— Set task —
Without including any images, reproduce each entry exactly.
○ ○ ○ ○ ○ ○ ○
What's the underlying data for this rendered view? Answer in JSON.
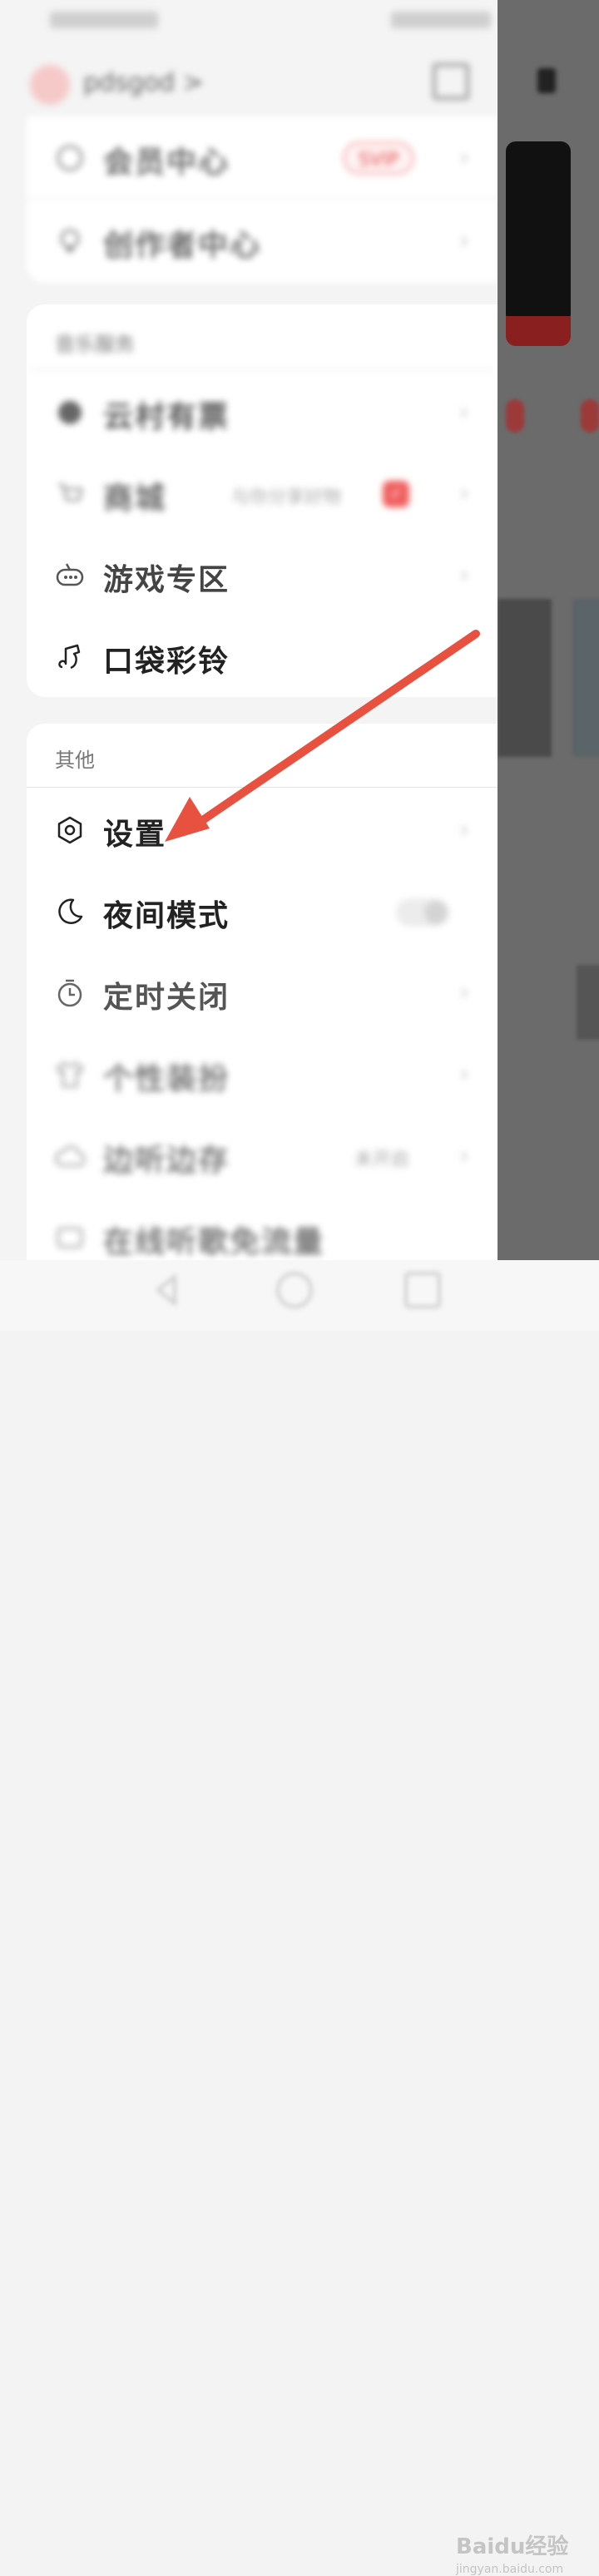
{
  "profile": {
    "username": "pdsgod >"
  },
  "account_card": {
    "rows": [
      {
        "label": "会员中心",
        "badge": "SVIP",
        "icon": "gem-icon"
      },
      {
        "label": "创作者中心",
        "icon": "bulb-icon"
      }
    ]
  },
  "music_card": {
    "title": "音乐服务",
    "rows": [
      {
        "label": "云村有票",
        "icon": "ticket-icon"
      },
      {
        "label": "商城",
        "extra": "与你分享好物",
        "icon": "cart-icon"
      },
      {
        "label": "游戏专区",
        "icon": "gamepad-icon"
      },
      {
        "label": "口袋彩铃",
        "icon": "music-bell-icon"
      }
    ]
  },
  "other_card": {
    "title": "其他",
    "rows": [
      {
        "label": "设置",
        "icon": "settings-hex-icon"
      },
      {
        "label": "夜间模式",
        "icon": "moon-icon"
      },
      {
        "label": "定时关闭",
        "icon": "timer-icon"
      },
      {
        "label": "个性装扮",
        "icon": "shirt-icon"
      },
      {
        "label": "边听边存",
        "extra": "未开启",
        "icon": "cloud-icon"
      },
      {
        "label": "在线听歌免流量",
        "icon": "data-icon"
      }
    ]
  },
  "watermark": {
    "brand": "Baidu经验",
    "domain": "jingyan.baidu.com"
  },
  "colors": {
    "arrow": "#e8513f",
    "accent": "#e04a4a",
    "dim_overlay": "#6b6b6b"
  }
}
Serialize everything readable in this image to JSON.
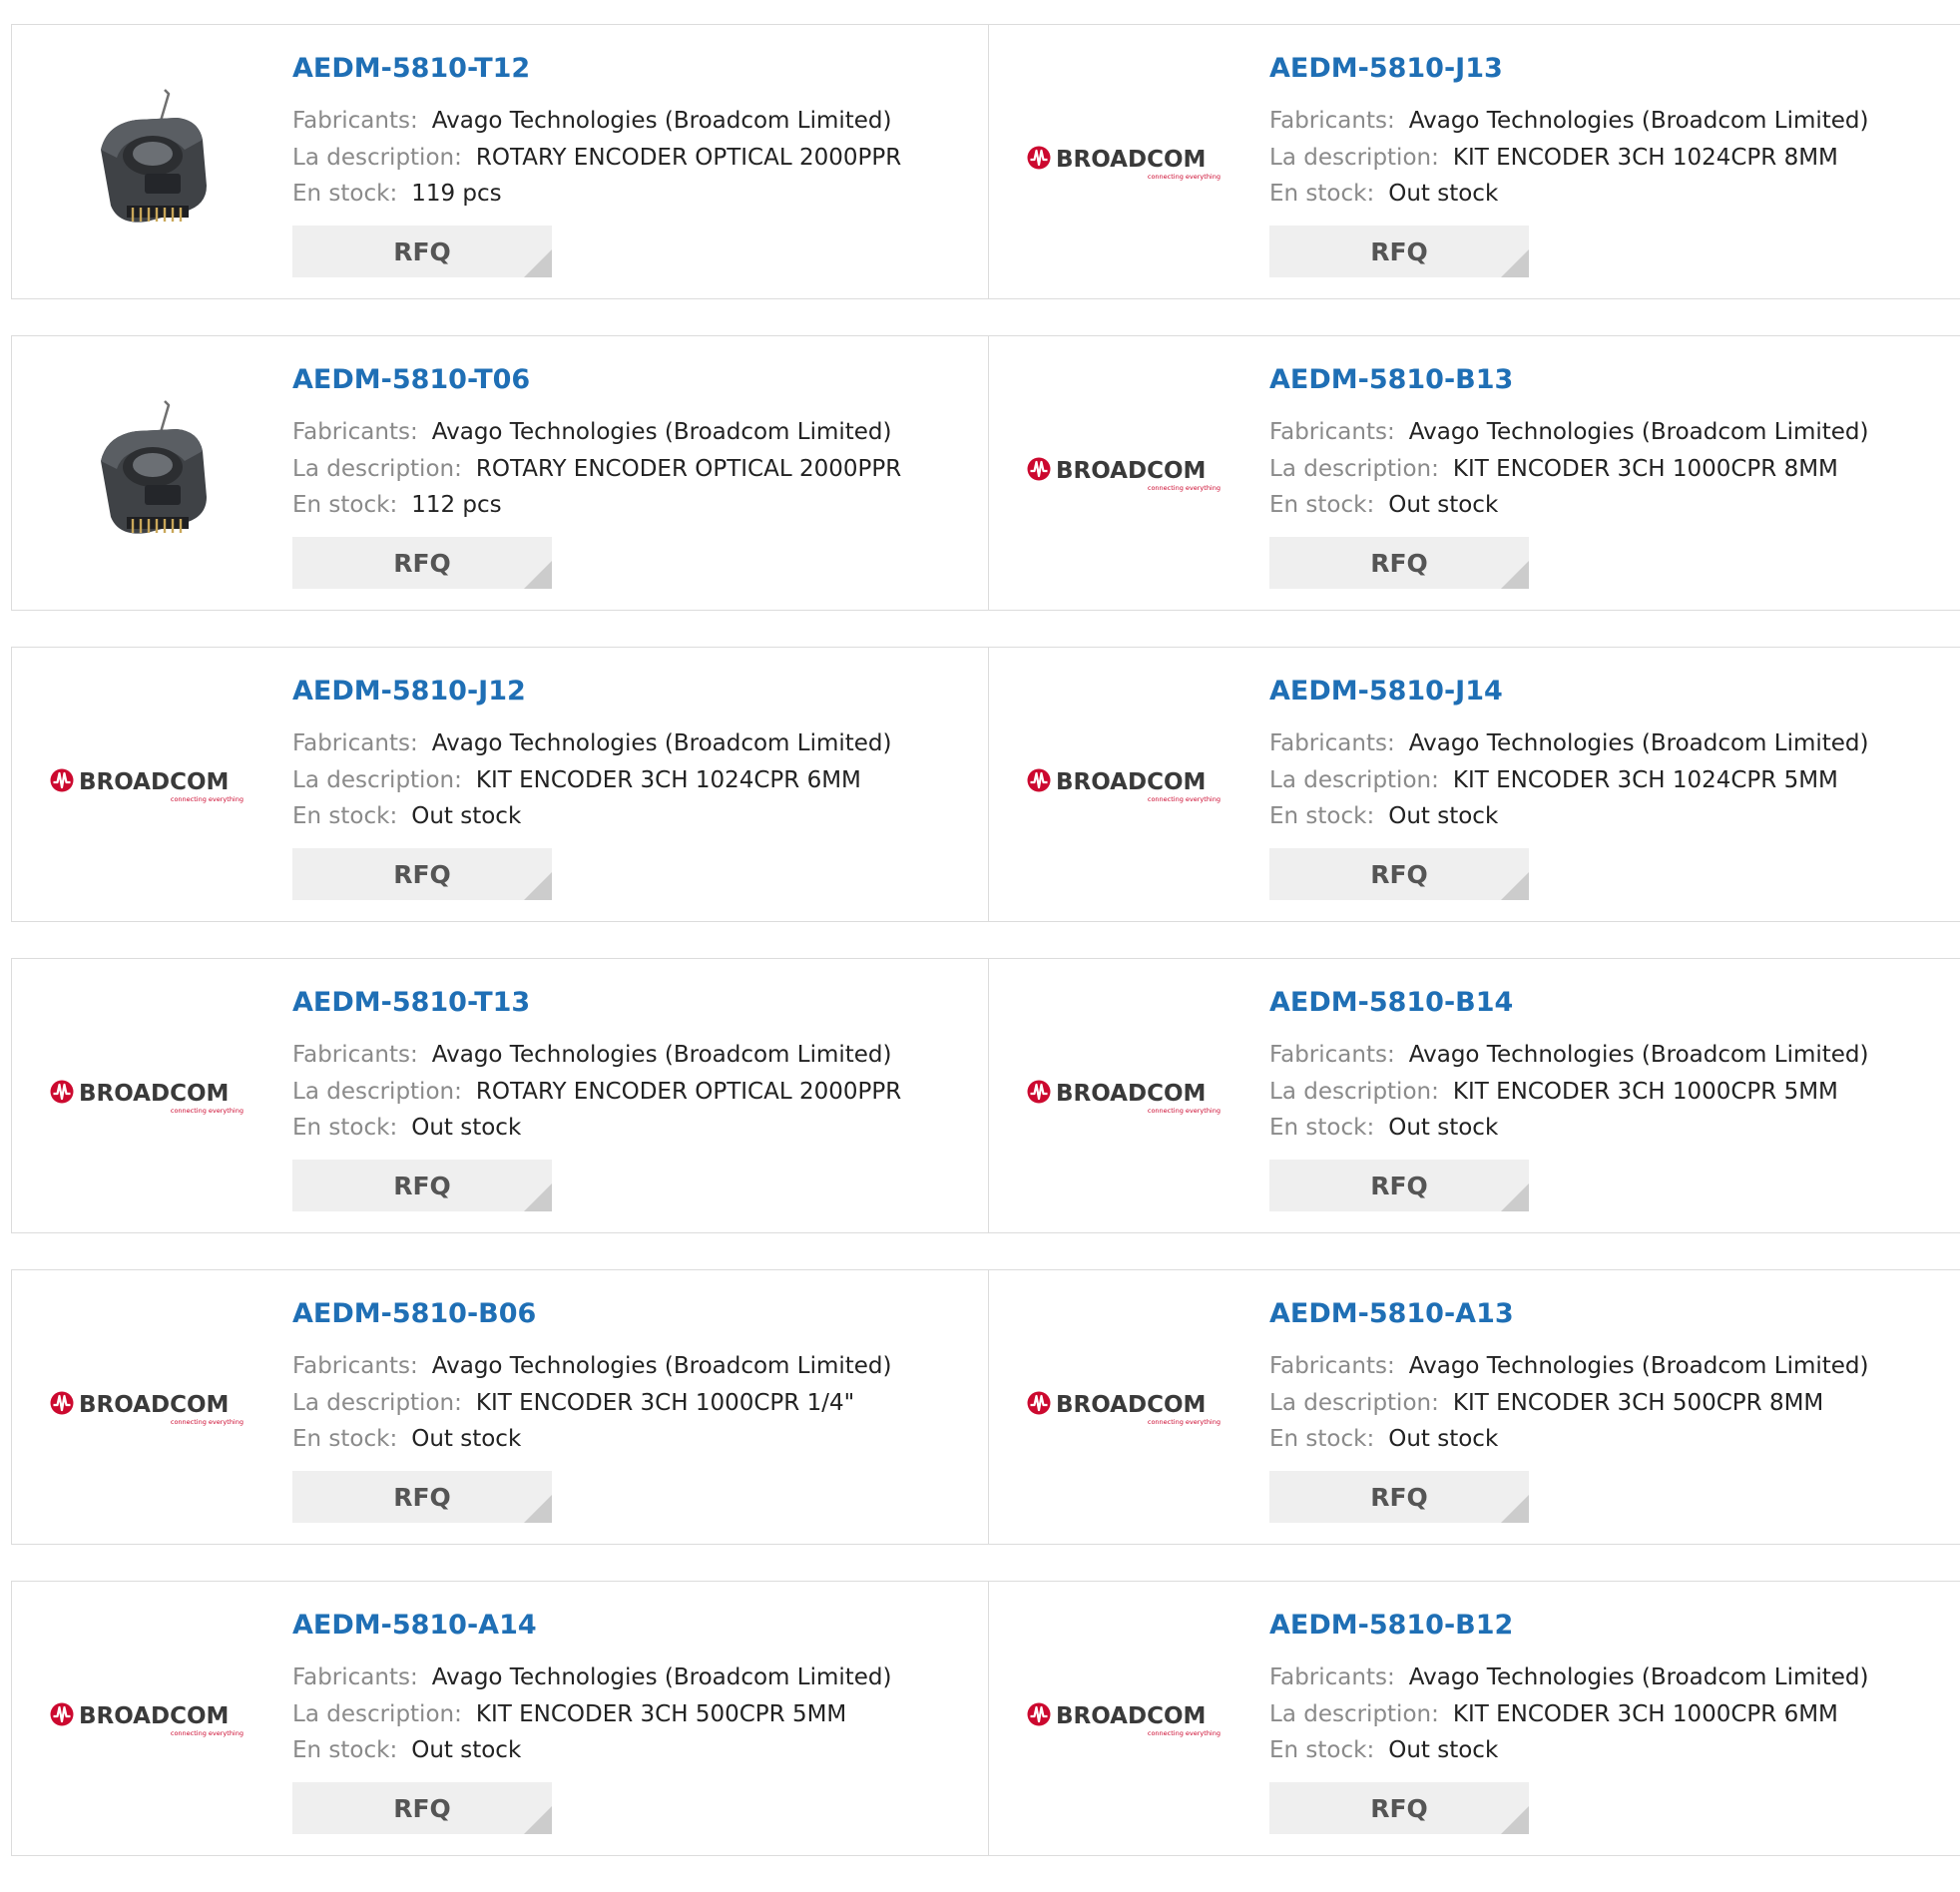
{
  "colors": {
    "link": "#1f6fb5",
    "label": "#8a8a8a",
    "value": "#222222",
    "broadcom_red": "#cc092f",
    "rfq_bg": "#efefef",
    "border": "#dcdcdc"
  },
  "labels": {
    "manufacturer": "Fabricants:",
    "description": "La description:",
    "stock": "En stock:",
    "rfq": "RFQ"
  },
  "brand": {
    "name": "BROADCOM",
    "tagline": "connecting everything"
  },
  "rows": [
    {
      "cards": [
        {
          "part": "AEDM-5810-T12",
          "manufacturer": "Avago Technologies (Broadcom Limited)",
          "description": "ROTARY ENCODER OPTICAL 2000PPR",
          "stock": "119 pcs",
          "image": "encoder-photo"
        },
        {
          "part": "AEDM-5810-J13",
          "manufacturer": "Avago Technologies (Broadcom Limited)",
          "description": "KIT ENCODER 3CH 1024CPR 8MM",
          "stock": "Out stock",
          "image": "broadcom-logo"
        }
      ]
    },
    {
      "cards": [
        {
          "part": "AEDM-5810-T06",
          "manufacturer": "Avago Technologies (Broadcom Limited)",
          "description": "ROTARY ENCODER OPTICAL 2000PPR",
          "stock": "112 pcs",
          "image": "encoder-photo"
        },
        {
          "part": "AEDM-5810-B13",
          "manufacturer": "Avago Technologies (Broadcom Limited)",
          "description": "KIT ENCODER 3CH 1000CPR 8MM",
          "stock": "Out stock",
          "image": "broadcom-logo"
        }
      ]
    },
    {
      "cards": [
        {
          "part": "AEDM-5810-J12",
          "manufacturer": "Avago Technologies (Broadcom Limited)",
          "description": "KIT ENCODER 3CH 1024CPR 6MM",
          "stock": "Out stock",
          "image": "broadcom-logo"
        },
        {
          "part": "AEDM-5810-J14",
          "manufacturer": "Avago Technologies (Broadcom Limited)",
          "description": "KIT ENCODER 3CH 1024CPR 5MM",
          "stock": "Out stock",
          "image": "broadcom-logo"
        }
      ]
    },
    {
      "cards": [
        {
          "part": "AEDM-5810-T13",
          "manufacturer": "Avago Technologies (Broadcom Limited)",
          "description": "ROTARY ENCODER OPTICAL 2000PPR",
          "stock": "Out stock",
          "image": "broadcom-logo"
        },
        {
          "part": "AEDM-5810-B14",
          "manufacturer": "Avago Technologies (Broadcom Limited)",
          "description": "KIT ENCODER 3CH 1000CPR 5MM",
          "stock": "Out stock",
          "image": "broadcom-logo"
        }
      ]
    },
    {
      "cards": [
        {
          "part": "AEDM-5810-B06",
          "manufacturer": "Avago Technologies (Broadcom Limited)",
          "description": "KIT ENCODER 3CH 1000CPR 1/4\"",
          "stock": "Out stock",
          "image": "broadcom-logo"
        },
        {
          "part": "AEDM-5810-A13",
          "manufacturer": "Avago Technologies (Broadcom Limited)",
          "description": "KIT ENCODER 3CH 500CPR 8MM",
          "stock": "Out stock",
          "image": "broadcom-logo"
        }
      ]
    },
    {
      "cards": [
        {
          "part": "AEDM-5810-A14",
          "manufacturer": "Avago Technologies (Broadcom Limited)",
          "description": "KIT ENCODER 3CH 500CPR 5MM",
          "stock": "Out stock",
          "image": "broadcom-logo"
        },
        {
          "part": "AEDM-5810-B12",
          "manufacturer": "Avago Technologies (Broadcom Limited)",
          "description": "KIT ENCODER 3CH 1000CPR 6MM",
          "stock": "Out stock",
          "image": "broadcom-logo"
        }
      ]
    }
  ]
}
○ ○ ○ ○ ○ ○ ○
— Solution to this problem —
What's the underlying data for this rendered view? Answer in JSON.
{
  "profile": {
    "username": "pdsgod >"
  },
  "account_card": {
    "rows": [
      {
        "label": "会员中心",
        "badge": "SVIP",
        "icon": "gem-icon"
      },
      {
        "label": "创作者中心",
        "icon": "bulb-icon"
      }
    ]
  },
  "music_card": {
    "title": "音乐服务",
    "rows": [
      {
        "label": "云村有票",
        "icon": "ticket-icon"
      },
      {
        "label": "商城",
        "extra": "与你分享好物",
        "icon": "cart-icon"
      },
      {
        "label": "游戏专区",
        "icon": "gamepad-icon"
      },
      {
        "label": "口袋彩铃",
        "icon": "music-bell-icon"
      }
    ]
  },
  "other_card": {
    "title": "其他",
    "rows": [
      {
        "label": "设置",
        "icon": "settings-hex-icon"
      },
      {
        "label": "夜间模式",
        "icon": "moon-icon"
      },
      {
        "label": "定时关闭",
        "icon": "timer-icon"
      },
      {
        "label": "个性装扮",
        "icon": "shirt-icon"
      },
      {
        "label": "边听边存",
        "extra": "未开启",
        "icon": "cloud-icon"
      },
      {
        "label": "在线听歌免流量",
        "icon": "data-icon"
      }
    ]
  },
  "watermark": {
    "brand": "Baidu经验",
    "domain": "jingyan.baidu.com"
  },
  "colors": {
    "arrow": "#e8513f",
    "accent": "#e04a4a",
    "dim_overlay": "#6b6b6b"
  }
}
Serialize everything readable in this image to JSON.
{
  "colors": {
    "link": "#1f6fb5",
    "label": "#8a8a8a",
    "value": "#222222",
    "broadcom_red": "#cc092f",
    "rfq_bg": "#efefef",
    "border": "#dcdcdc"
  },
  "labels": {
    "manufacturer": "Fabricants:",
    "description": "La description:",
    "stock": "En stock:",
    "rfq": "RFQ"
  },
  "brand": {
    "name": "BROADCOM",
    "tagline": "connecting everything"
  },
  "rows": [
    {
      "cards": [
        {
          "part": "AEDM-5810-T12",
          "manufacturer": "Avago Technologies (Broadcom Limited)",
          "description": "ROTARY ENCODER OPTICAL 2000PPR",
          "stock": "119 pcs",
          "image": "encoder-photo"
        },
        {
          "part": "AEDM-5810-J13",
          "manufacturer": "Avago Technologies (Broadcom Limited)",
          "description": "KIT ENCODER 3CH 1024CPR 8MM",
          "stock": "Out stock",
          "image": "broadcom-logo"
        }
      ]
    },
    {
      "cards": [
        {
          "part": "AEDM-5810-T06",
          "manufacturer": "Avago Technologies (Broadcom Limited)",
          "description": "ROTARY ENCODER OPTICAL 2000PPR",
          "stock": "112 pcs",
          "image": "encoder-photo"
        },
        {
          "part": "AEDM-5810-B13",
          "manufacturer": "Avago Technologies (Broadcom Limited)",
          "description": "KIT ENCODER 3CH 1000CPR 8MM",
          "stock": "Out stock",
          "image": "broadcom-logo"
        }
      ]
    },
    {
      "cards": [
        {
          "part": "AEDM-5810-J12",
          "manufacturer": "Avago Technologies (Broadcom Limited)",
          "description": "KIT ENCODER 3CH 1024CPR 6MM",
          "stock": "Out stock",
          "image": "broadcom-logo"
        },
        {
          "part": "AEDM-5810-J14",
          "manufacturer": "Avago Technologies (Broadcom Limited)",
          "description": "KIT ENCODER 3CH 1024CPR 5MM",
          "stock": "Out stock",
          "image": "broadcom-logo"
        }
      ]
    },
    {
      "cards": [
        {
          "part": "AEDM-5810-T13",
          "manufacturer": "Avago Technologies (Broadcom Limited)",
          "description": "ROTARY ENCODER OPTICAL 2000PPR",
          "stock": "Out stock",
          "image": "broadcom-logo"
        },
        {
          "part": "AEDM-5810-B14",
          "manufacturer": "Avago Technologies (Broadcom Limited)",
          "description": "KIT ENCODER 3CH 1000CPR 5MM",
          "stock": "Out stock",
          "image": "broadcom-logo"
        }
      ]
    },
    {
      "cards": [
        {
          "part": "AEDM-5810-B06",
          "manufacturer": "Avago Technologies (Broadcom Limited)",
          "description": "KIT ENCODER 3CH 1000CPR 1/4\"",
          "stock": "Out stock",
          "image": "broadcom-logo"
        },
        {
          "part": "AEDM-5810-A13",
          "manufacturer": "Avago Technologies (Broadcom Limited)",
          "description": "KIT ENCODER 3CH 500CPR 8MM",
          "stock": "Out stock",
          "image": "broadcom-logo"
        }
      ]
    },
    {
      "cards": [
        {
          "part": "AEDM-5810-A14",
          "manufacturer": "Avago Technologies (Broadcom Limited)",
          "description": "KIT ENCODER 3CH 500CPR 5MM",
          "stock": "Out stock",
          "image": "broadcom-logo"
        },
        {
          "part": "AEDM-5810-B12",
          "manufacturer": "Avago Technologies (Broadcom Limited)",
          "description": "KIT ENCODER 3CH 1000CPR 6MM",
          "stock": "Out stock",
          "image": "broadcom-logo"
        }
      ]
    }
  ]
}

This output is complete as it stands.